Information shown:
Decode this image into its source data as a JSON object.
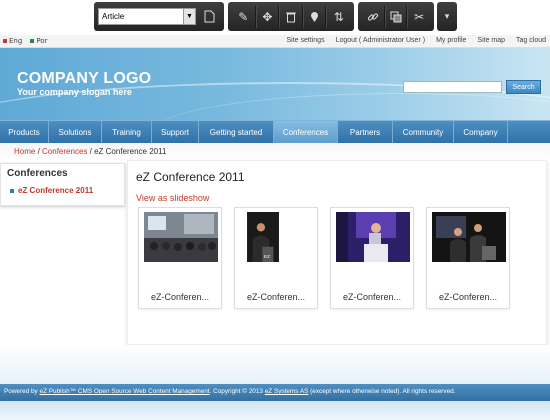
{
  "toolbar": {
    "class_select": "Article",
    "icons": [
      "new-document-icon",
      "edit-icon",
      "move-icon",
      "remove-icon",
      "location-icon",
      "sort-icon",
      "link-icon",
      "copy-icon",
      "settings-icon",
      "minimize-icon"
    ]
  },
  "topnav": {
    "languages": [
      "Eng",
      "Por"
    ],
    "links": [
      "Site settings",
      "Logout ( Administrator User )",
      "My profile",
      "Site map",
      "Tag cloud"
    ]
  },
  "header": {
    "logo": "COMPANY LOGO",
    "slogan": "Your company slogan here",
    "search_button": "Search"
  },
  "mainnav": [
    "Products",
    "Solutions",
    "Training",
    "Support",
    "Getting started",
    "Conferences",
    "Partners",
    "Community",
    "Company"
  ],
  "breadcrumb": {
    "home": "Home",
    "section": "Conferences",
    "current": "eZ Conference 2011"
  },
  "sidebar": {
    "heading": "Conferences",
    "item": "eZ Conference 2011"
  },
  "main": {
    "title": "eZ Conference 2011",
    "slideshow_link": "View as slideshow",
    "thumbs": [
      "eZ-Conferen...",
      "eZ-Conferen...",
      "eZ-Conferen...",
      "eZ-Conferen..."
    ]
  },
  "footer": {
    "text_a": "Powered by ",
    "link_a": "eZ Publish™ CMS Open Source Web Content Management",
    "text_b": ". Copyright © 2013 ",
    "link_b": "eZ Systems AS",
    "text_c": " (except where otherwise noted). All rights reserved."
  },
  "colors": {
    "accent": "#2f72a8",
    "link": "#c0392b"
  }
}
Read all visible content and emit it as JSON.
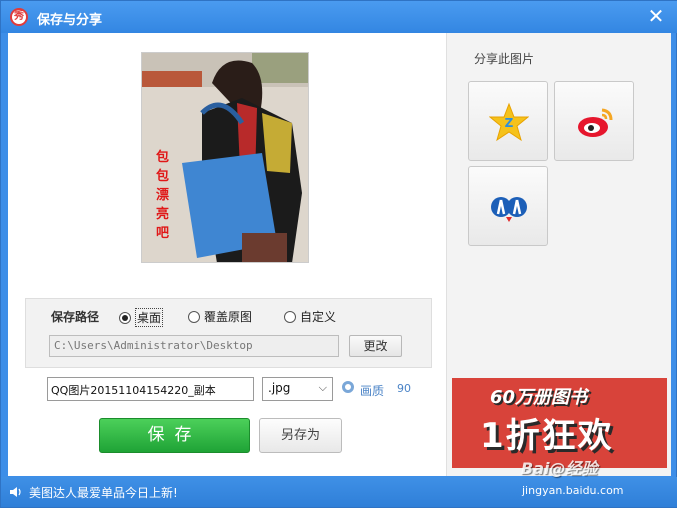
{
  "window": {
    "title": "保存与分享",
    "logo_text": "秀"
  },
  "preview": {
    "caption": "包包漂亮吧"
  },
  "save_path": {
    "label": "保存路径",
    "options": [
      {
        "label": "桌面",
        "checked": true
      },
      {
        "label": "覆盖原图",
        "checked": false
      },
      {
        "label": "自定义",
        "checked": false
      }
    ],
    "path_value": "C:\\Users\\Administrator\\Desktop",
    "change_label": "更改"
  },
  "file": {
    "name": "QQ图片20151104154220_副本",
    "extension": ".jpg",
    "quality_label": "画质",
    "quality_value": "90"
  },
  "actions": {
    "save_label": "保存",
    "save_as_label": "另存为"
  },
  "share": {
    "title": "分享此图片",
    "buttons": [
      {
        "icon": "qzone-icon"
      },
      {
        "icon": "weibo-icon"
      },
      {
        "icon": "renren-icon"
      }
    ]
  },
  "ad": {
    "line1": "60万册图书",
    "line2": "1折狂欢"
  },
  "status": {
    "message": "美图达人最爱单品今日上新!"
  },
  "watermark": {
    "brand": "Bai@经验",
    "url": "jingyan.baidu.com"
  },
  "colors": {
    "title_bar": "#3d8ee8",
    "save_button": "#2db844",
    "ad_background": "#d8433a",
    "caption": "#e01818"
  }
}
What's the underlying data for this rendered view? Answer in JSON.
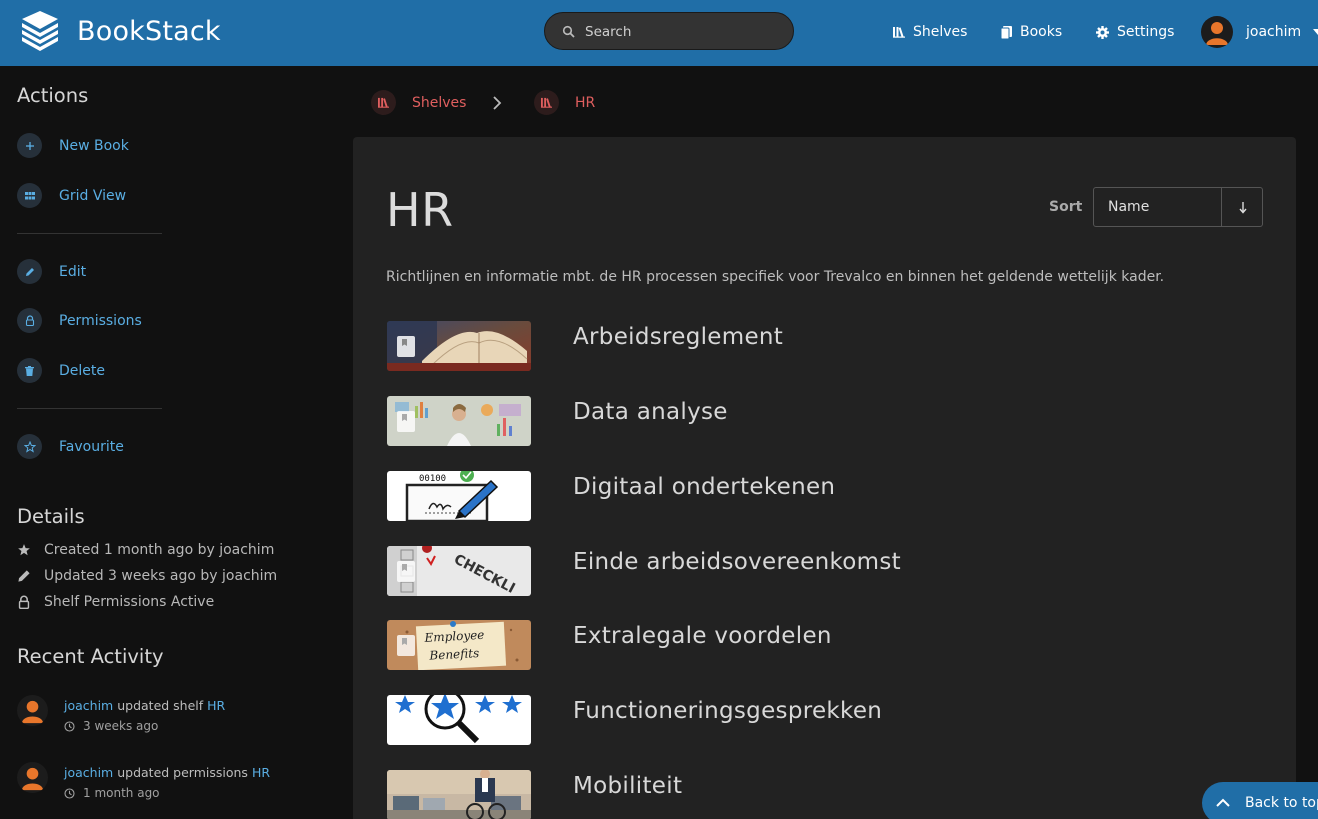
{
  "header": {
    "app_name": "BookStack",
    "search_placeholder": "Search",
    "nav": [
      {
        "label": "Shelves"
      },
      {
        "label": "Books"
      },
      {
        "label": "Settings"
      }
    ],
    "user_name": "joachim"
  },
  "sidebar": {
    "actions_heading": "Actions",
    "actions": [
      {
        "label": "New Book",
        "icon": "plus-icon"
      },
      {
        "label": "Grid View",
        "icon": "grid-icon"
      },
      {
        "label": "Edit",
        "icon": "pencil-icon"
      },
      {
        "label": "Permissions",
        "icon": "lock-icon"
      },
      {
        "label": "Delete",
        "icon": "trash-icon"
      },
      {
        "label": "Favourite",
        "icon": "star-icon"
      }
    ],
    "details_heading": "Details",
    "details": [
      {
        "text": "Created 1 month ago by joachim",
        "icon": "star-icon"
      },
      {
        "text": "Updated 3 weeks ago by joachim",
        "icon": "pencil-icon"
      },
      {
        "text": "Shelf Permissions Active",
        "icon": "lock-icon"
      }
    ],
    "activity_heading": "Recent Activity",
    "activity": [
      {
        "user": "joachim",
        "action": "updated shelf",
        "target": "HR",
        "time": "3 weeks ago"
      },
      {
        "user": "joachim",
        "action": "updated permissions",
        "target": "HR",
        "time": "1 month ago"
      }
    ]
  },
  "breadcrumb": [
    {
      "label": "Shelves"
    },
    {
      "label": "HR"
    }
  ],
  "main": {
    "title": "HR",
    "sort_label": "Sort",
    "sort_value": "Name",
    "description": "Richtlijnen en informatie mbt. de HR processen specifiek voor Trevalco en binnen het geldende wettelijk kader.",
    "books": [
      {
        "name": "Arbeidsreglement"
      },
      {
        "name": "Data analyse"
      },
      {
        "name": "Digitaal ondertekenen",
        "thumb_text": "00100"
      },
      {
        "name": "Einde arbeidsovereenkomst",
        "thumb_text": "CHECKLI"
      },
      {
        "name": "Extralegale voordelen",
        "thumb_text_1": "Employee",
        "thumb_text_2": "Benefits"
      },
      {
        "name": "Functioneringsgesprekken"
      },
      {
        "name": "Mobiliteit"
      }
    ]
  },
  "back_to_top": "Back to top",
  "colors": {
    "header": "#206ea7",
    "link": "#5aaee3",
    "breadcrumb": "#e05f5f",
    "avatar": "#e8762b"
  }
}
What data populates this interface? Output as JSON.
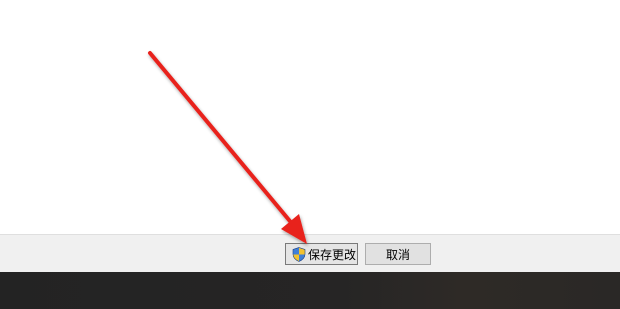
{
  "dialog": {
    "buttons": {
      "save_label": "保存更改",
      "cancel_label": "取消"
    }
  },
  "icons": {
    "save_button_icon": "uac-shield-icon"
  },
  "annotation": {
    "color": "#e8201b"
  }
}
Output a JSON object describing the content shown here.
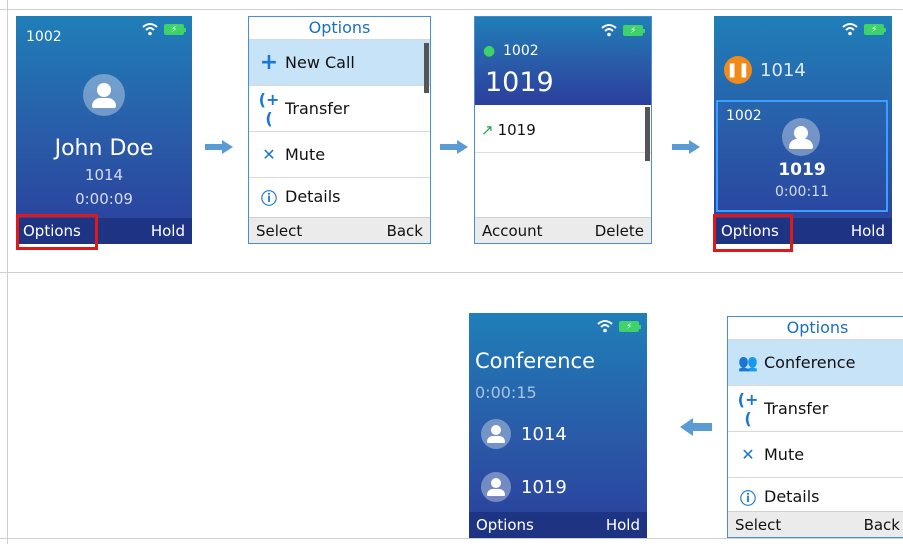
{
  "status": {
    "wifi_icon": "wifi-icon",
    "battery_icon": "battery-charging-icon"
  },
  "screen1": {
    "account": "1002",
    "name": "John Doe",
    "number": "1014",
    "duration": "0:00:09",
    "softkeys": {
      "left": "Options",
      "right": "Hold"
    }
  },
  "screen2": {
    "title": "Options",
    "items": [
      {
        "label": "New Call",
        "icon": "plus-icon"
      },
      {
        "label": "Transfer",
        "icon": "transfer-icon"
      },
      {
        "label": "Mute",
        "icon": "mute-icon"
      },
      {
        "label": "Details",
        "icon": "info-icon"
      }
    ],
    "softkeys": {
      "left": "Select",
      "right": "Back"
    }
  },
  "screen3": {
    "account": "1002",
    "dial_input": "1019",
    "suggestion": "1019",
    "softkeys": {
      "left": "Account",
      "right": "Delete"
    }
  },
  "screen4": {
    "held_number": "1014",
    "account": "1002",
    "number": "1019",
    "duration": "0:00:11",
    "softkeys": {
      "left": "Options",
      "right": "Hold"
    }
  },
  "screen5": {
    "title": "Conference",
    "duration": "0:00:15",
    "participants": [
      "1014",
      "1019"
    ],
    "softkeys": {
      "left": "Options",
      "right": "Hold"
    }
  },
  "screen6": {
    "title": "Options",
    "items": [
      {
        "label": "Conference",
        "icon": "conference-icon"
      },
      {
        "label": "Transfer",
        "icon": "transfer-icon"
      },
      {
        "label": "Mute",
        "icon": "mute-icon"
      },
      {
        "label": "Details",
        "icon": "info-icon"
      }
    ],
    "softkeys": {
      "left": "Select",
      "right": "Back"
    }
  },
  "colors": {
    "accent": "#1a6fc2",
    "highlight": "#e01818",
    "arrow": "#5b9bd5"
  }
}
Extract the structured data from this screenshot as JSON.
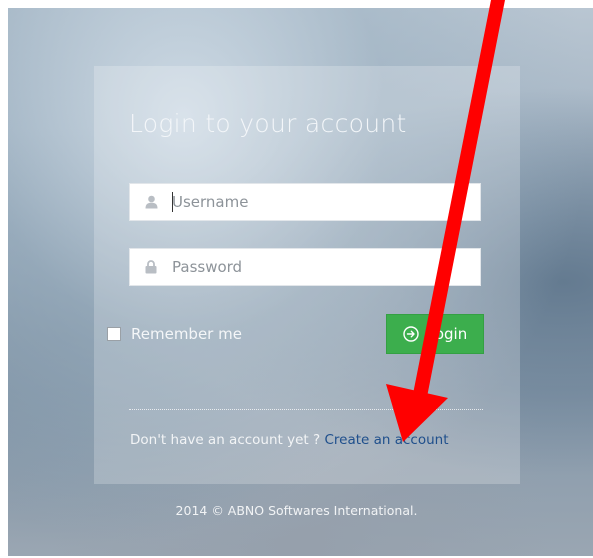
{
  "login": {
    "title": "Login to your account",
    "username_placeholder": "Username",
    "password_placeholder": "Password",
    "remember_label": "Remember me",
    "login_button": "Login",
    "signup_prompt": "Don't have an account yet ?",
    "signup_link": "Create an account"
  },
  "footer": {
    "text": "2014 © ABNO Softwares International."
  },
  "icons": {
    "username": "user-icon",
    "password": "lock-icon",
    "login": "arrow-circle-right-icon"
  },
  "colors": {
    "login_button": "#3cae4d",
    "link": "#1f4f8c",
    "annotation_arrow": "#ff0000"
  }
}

Given task:
Determine the number of lines in the listing that contain the string "JSON". Write that number and nothing else.

Output of the task:
6